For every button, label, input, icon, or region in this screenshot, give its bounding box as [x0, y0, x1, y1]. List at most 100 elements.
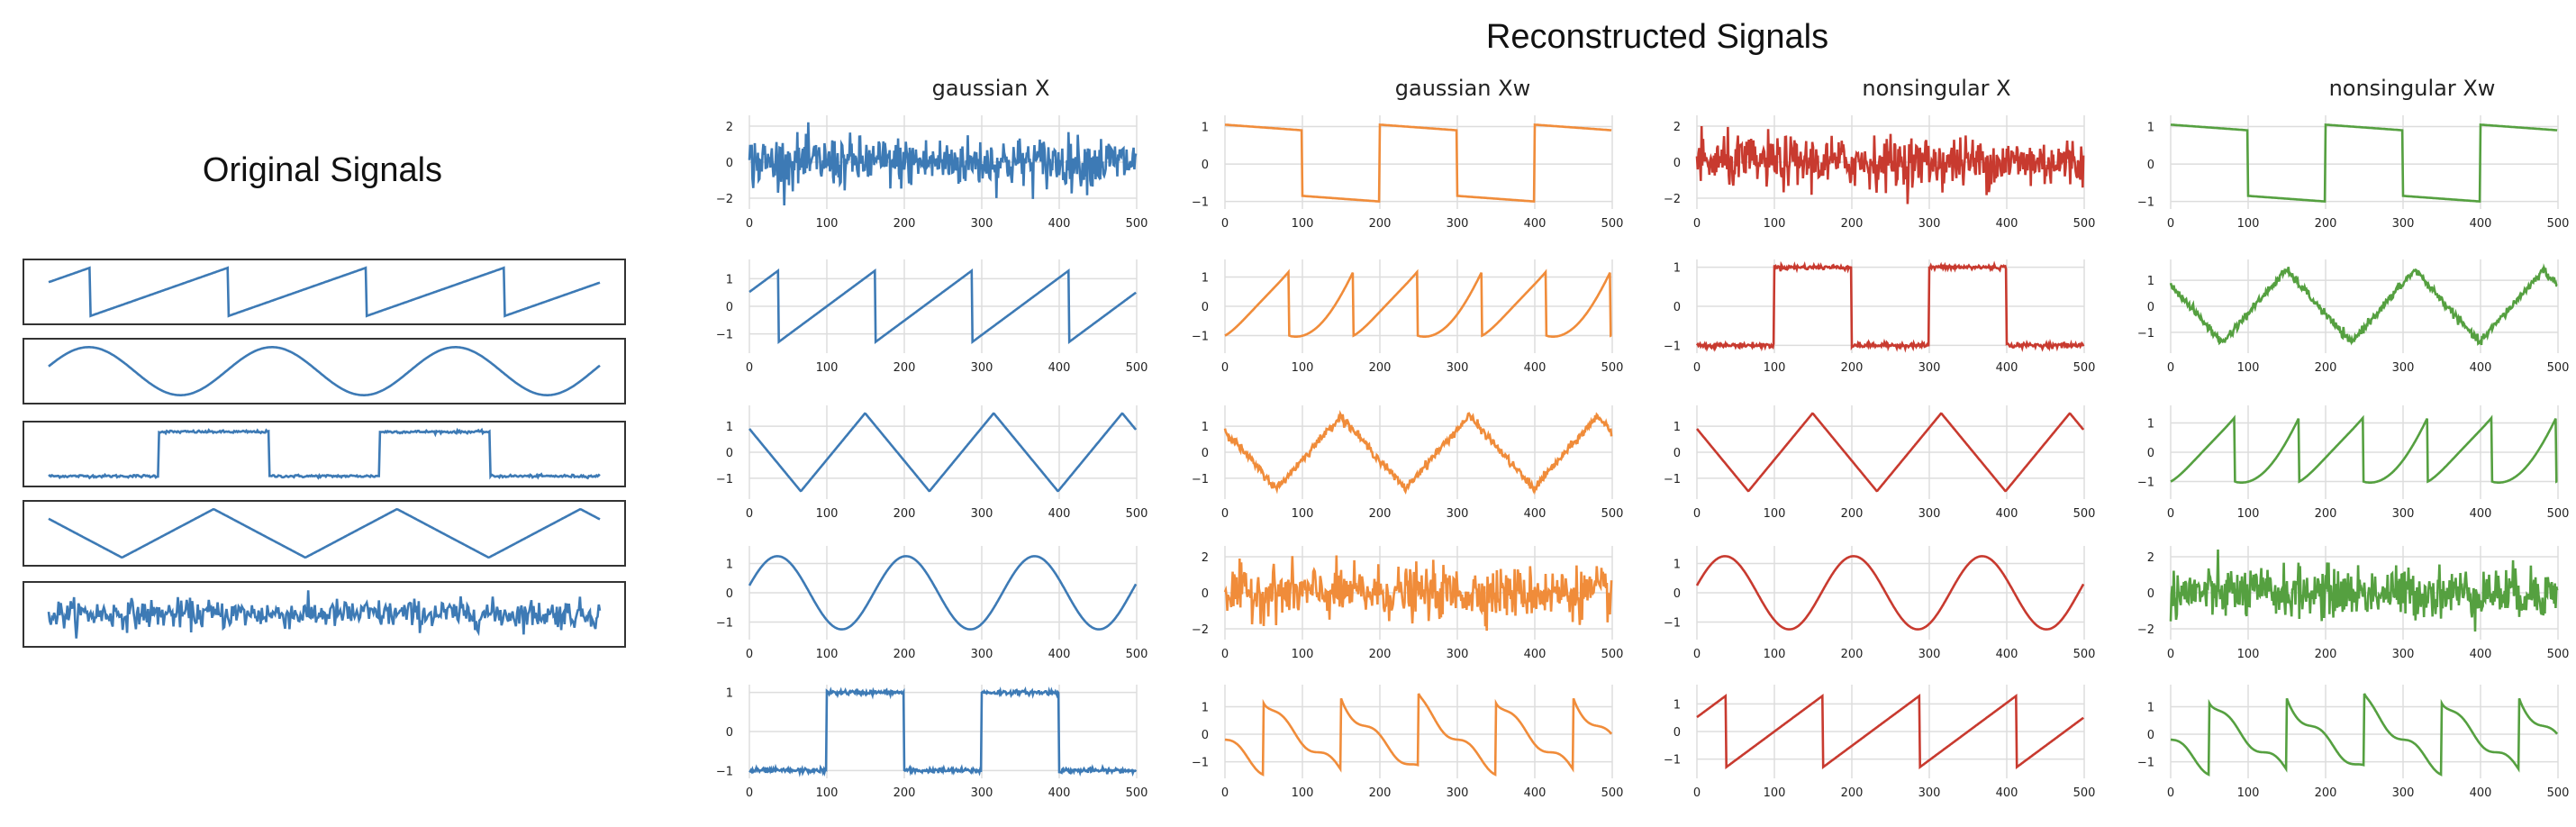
x-tick-label: 0	[1221, 361, 1229, 375]
original-signal-line	[48, 507, 601, 559]
y-tick-label: 1	[1673, 262, 1681, 276]
x-tick-label: 400	[1524, 507, 1547, 521]
x-tick-label: 100	[2237, 217, 2260, 231]
y-tick-label: 0	[1202, 447, 1209, 460]
x-tick-label: 300	[971, 217, 993, 231]
x-tick-label: 300	[2392, 648, 2415, 661]
x-tick-label: 500	[1126, 361, 1148, 375]
reconstructed-signal-line	[1223, 555, 1613, 632]
x-tick-label: 100	[1292, 786, 1314, 800]
col-title-gaussian-xw: gaussian Xw	[1394, 76, 1531, 101]
x-tick-label: 200	[1369, 786, 1392, 800]
x-tick-label: 300	[2392, 786, 2415, 800]
x-tick-label: 400	[2470, 361, 2492, 375]
x-tick-label: 200	[2315, 217, 2337, 231]
x-tick-label: 400	[1524, 648, 1547, 661]
x-tick-label: 100	[1292, 648, 1314, 661]
y-tick-label: 2	[1673, 121, 1681, 134]
x-tick-label: 200	[2315, 648, 2337, 661]
y-tick-label: 0	[1202, 729, 1209, 742]
x-tick-label: 300	[2392, 507, 2415, 521]
x-tick-label: 0	[1693, 361, 1701, 375]
original-signal-line	[47, 590, 602, 639]
x-tick-label: 300	[1447, 507, 1469, 521]
x-tick-label: 300	[971, 786, 993, 800]
y-tick-label: 0	[2147, 159, 2154, 172]
y-tick-label: 0	[1673, 726, 1681, 740]
y-tick-label: 1	[2147, 701, 2154, 714]
x-tick-label: 200	[1369, 648, 1392, 661]
y-tick-label: −1	[2137, 196, 2154, 210]
x-tick-label: 500	[1601, 648, 1624, 661]
x-tick-label: 0	[1221, 507, 1229, 521]
x-tick-label: 200	[1369, 217, 1392, 231]
reconstructed-signal-line	[2170, 414, 2558, 484]
x-tick-label: 100	[2237, 786, 2260, 800]
reconstructed-signal-line	[748, 268, 1137, 344]
x-tick-label: 0	[1693, 507, 1701, 521]
y-tick-label: −1	[2137, 327, 2154, 341]
x-tick-label: 0	[1221, 786, 1229, 800]
x-tick-label: 100	[2237, 507, 2260, 521]
y-tick-label: −1	[1192, 331, 1209, 344]
x-tick-label: 500	[2073, 648, 2096, 661]
x-tick-label: 0	[746, 361, 753, 375]
reconstructed-signal-line	[1695, 555, 2085, 631]
y-tick-label: 1	[1673, 698, 1681, 712]
x-tick-label: 100	[1764, 648, 1786, 661]
x-tick-label: 400	[1996, 361, 2018, 375]
y-tick-label: 1	[1202, 272, 1209, 286]
x-tick-label: 400	[1996, 786, 2018, 800]
reconstructed-signal-line	[2170, 693, 2559, 777]
x-tick-label: 200	[2315, 507, 2337, 521]
x-tick-label: 300	[1447, 786, 1469, 800]
x-tick-label: 100	[1292, 361, 1314, 375]
y-tick-label: 0	[2147, 447, 2154, 460]
reconstructed-signal-line	[1224, 268, 1612, 338]
x-tick-label: 200	[893, 507, 916, 521]
y-tick-label: −1	[716, 617, 733, 631]
x-tick-label: 400	[1048, 786, 1071, 800]
x-tick-label: 400	[1048, 507, 1071, 521]
y-tick-label: 0	[726, 587, 733, 601]
x-tick-label: 100	[816, 507, 839, 521]
x-tick-label: 0	[2167, 361, 2174, 375]
y-tick-label: −1	[1192, 757, 1209, 770]
y-tick-label: 1	[1202, 121, 1209, 134]
x-tick-label: 0	[746, 648, 753, 661]
y-tick-label: 0	[1673, 447, 1681, 460]
reconstructed-signal-line	[1223, 410, 1613, 495]
col-title-nonsingular-x: nonsingular X	[1862, 76, 2011, 101]
x-tick-label: 0	[2167, 786, 2174, 800]
x-tick-label: 400	[2470, 648, 2492, 661]
y-tick-label: −1	[716, 473, 733, 486]
y-tick-label: 0	[726, 301, 733, 314]
x-tick-label: 200	[893, 648, 916, 661]
original-signals-title: Original Signals	[202, 151, 443, 189]
y-tick-label: 1	[1202, 701, 1209, 714]
x-tick-label: 300	[971, 507, 993, 521]
x-tick-label: 0	[1693, 786, 1701, 800]
x-tick-label: 400	[1524, 786, 1547, 800]
y-tick-label: 1	[1673, 421, 1681, 434]
x-tick-label: 500	[1601, 507, 1624, 521]
x-tick-label: 200	[1841, 648, 1864, 661]
x-tick-label: 500	[1126, 217, 1148, 231]
y-tick-label: 0	[2147, 729, 2154, 742]
y-tick-label: −2	[2137, 623, 2154, 637]
x-tick-label: 0	[1693, 648, 1701, 661]
x-tick-label: 300	[1918, 507, 1941, 521]
x-tick-label: 100	[816, 217, 839, 231]
x-tick-label: 300	[1918, 361, 1941, 375]
reconstructed-signal-line	[1224, 123, 1612, 203]
x-tick-label: 400	[2470, 786, 2492, 800]
y-tick-label: −1	[2137, 477, 2154, 490]
x-tick-label: 500	[1601, 786, 1624, 800]
x-tick-label: 500	[2547, 648, 2570, 661]
reconstructed-signal-line	[2169, 263, 2558, 346]
x-tick-label: 500	[1601, 361, 1624, 375]
x-tick-label: 500	[2073, 786, 2096, 800]
y-tick-label: −1	[716, 765, 733, 778]
y-tick-label: −1	[1664, 473, 1681, 486]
================================
• _What you will do_:
Rewrite all of the records above, replacing "bounding box" with "enclosing rectangle" and keeping everything else unchanged. Leave the pictures out of your answer.

• _Response to this task_:
For every button, label, input, icon, or region in this screenshot, give its enclosing rectangle as [x0, y0, x1, y1]. List at most 100 elements.
x-tick-label: 0	[1221, 361, 1229, 375]
original-signal-line	[48, 507, 601, 559]
y-tick-label: 1	[1673, 262, 1681, 276]
x-tick-label: 400	[1524, 507, 1547, 521]
x-tick-label: 100	[2237, 217, 2260, 231]
y-tick-label: 0	[1202, 447, 1209, 460]
x-tick-label: 300	[971, 217, 993, 231]
x-tick-label: 300	[2392, 648, 2415, 661]
x-tick-label: 500	[1126, 361, 1148, 375]
reconstructed-signal-line	[1223, 555, 1613, 632]
x-tick-label: 100	[1292, 786, 1314, 800]
col-title-gaussian-xw: gaussian Xw	[1394, 76, 1531, 101]
x-tick-label: 200	[1369, 786, 1392, 800]
x-tick-label: 300	[2392, 786, 2415, 800]
x-tick-label: 400	[2470, 361, 2492, 375]
x-tick-label: 200	[2315, 217, 2337, 231]
x-tick-label: 400	[1524, 648, 1547, 661]
x-tick-label: 100	[1292, 648, 1314, 661]
y-tick-label: 2	[1673, 121, 1681, 134]
x-tick-label: 200	[2315, 648, 2337, 661]
y-tick-label: 0	[1202, 729, 1209, 742]
x-tick-label: 300	[2392, 507, 2415, 521]
x-tick-label: 0	[1693, 361, 1701, 375]
original-signal-line	[47, 590, 602, 639]
x-tick-label: 300	[1447, 507, 1469, 521]
x-tick-label: 300	[971, 786, 993, 800]
y-tick-label: 0	[2147, 159, 2154, 172]
y-tick-label: 0	[1673, 726, 1681, 740]
y-tick-label: 1	[2147, 701, 2154, 714]
x-tick-label: 200	[1369, 648, 1392, 661]
y-tick-label: −1	[2137, 196, 2154, 210]
x-tick-label: 500	[1601, 648, 1624, 661]
x-tick-label: 0	[1221, 507, 1229, 521]
x-tick-label: 200	[1369, 217, 1392, 231]
reconstructed-signal-line	[2170, 414, 2558, 484]
x-tick-label: 100	[2237, 786, 2260, 800]
reconstructed-signal-line	[748, 268, 1137, 344]
x-tick-label: 0	[1693, 507, 1701, 521]
y-tick-label: −1	[2137, 327, 2154, 341]
x-tick-label: 0	[1221, 786, 1229, 800]
x-tick-label: 100	[2237, 507, 2260, 521]
y-tick-label: −1	[1192, 331, 1209, 344]
x-tick-label: 500	[2073, 648, 2096, 661]
x-tick-label: 0	[746, 361, 753, 375]
reconstructed-signal-line	[1695, 555, 2085, 631]
y-tick-label: 1	[1673, 698, 1681, 712]
x-tick-label: 100	[1764, 648, 1786, 661]
x-tick-label: 400	[1996, 361, 2018, 375]
y-tick-label: 1	[1202, 272, 1209, 286]
x-tick-label: 400	[1996, 786, 2018, 800]
reconstructed-signal-line	[2170, 693, 2559, 777]
x-tick-label: 200	[2315, 507, 2337, 521]
x-tick-label: 300	[1447, 786, 1469, 800]
x-tick-label: 100	[1292, 361, 1314, 375]
y-tick-label: 0	[2147, 447, 2154, 460]
reconstructed-signal-line	[1224, 268, 1612, 338]
x-tick-label: 200	[893, 507, 916, 521]
y-tick-label: −1	[716, 617, 733, 631]
x-tick-label: 400	[1048, 786, 1071, 800]
x-tick-label: 400	[1048, 507, 1071, 521]
y-tick-label: 0	[726, 587, 733, 601]
x-tick-label: 100	[816, 507, 839, 521]
x-tick-label: 0	[2167, 361, 2174, 375]
y-tick-label: −1	[1192, 757, 1209, 770]
y-tick-label: 1	[1202, 121, 1209, 134]
x-tick-label: 0	[746, 648, 753, 661]
y-tick-label: 0	[1673, 447, 1681, 460]
reconstructed-signal-line	[1223, 410, 1613, 495]
col-title-nonsingular-x: nonsingular X	[1862, 76, 2011, 101]
x-tick-label: 0	[2167, 786, 2174, 800]
x-tick-label: 400	[2470, 648, 2492, 661]
y-tick-label: −1	[716, 473, 733, 486]
y-tick-label: 0	[726, 301, 733, 314]
x-tick-label: 200	[893, 648, 916, 661]
original-signals-title: Original Signals	[202, 151, 443, 189]
y-tick-label: 1	[1202, 701, 1209, 714]
x-tick-label: 300	[971, 507, 993, 521]
x-tick-label: 0	[1693, 786, 1701, 800]
x-tick-label: 400	[1524, 786, 1547, 800]
y-tick-label: 1	[1673, 421, 1681, 434]
x-tick-label: 500	[1601, 507, 1624, 521]
x-tick-label: 200	[1841, 648, 1864, 661]
x-tick-label: 500	[1126, 217, 1148, 231]
y-tick-label: 0	[2147, 729, 2154, 742]
y-tick-label: −2	[2137, 623, 2154, 637]
x-tick-label: 0	[1693, 648, 1701, 661]
x-tick-label: 300	[1918, 507, 1941, 521]
x-tick-label: 100	[816, 217, 839, 231]
x-tick-label: 300	[1918, 361, 1941, 375]
reconstructed-signal-line	[1224, 123, 1612, 203]
x-tick-label: 400	[2470, 786, 2492, 800]
y-tick-label: −1	[2137, 477, 2154, 490]
x-tick-label: 500	[1601, 786, 1624, 800]
x-tick-label: 500	[2547, 648, 2570, 661]
reconstructed-signal-line	[2169, 263, 2558, 346]
x-tick-label: 500	[1601, 361, 1624, 375]
x-tick-label: 500	[2073, 786, 2096, 800]
y-tick-label: −1	[716, 765, 733, 778]
y-tick-label: −1	[1664, 473, 1681, 486]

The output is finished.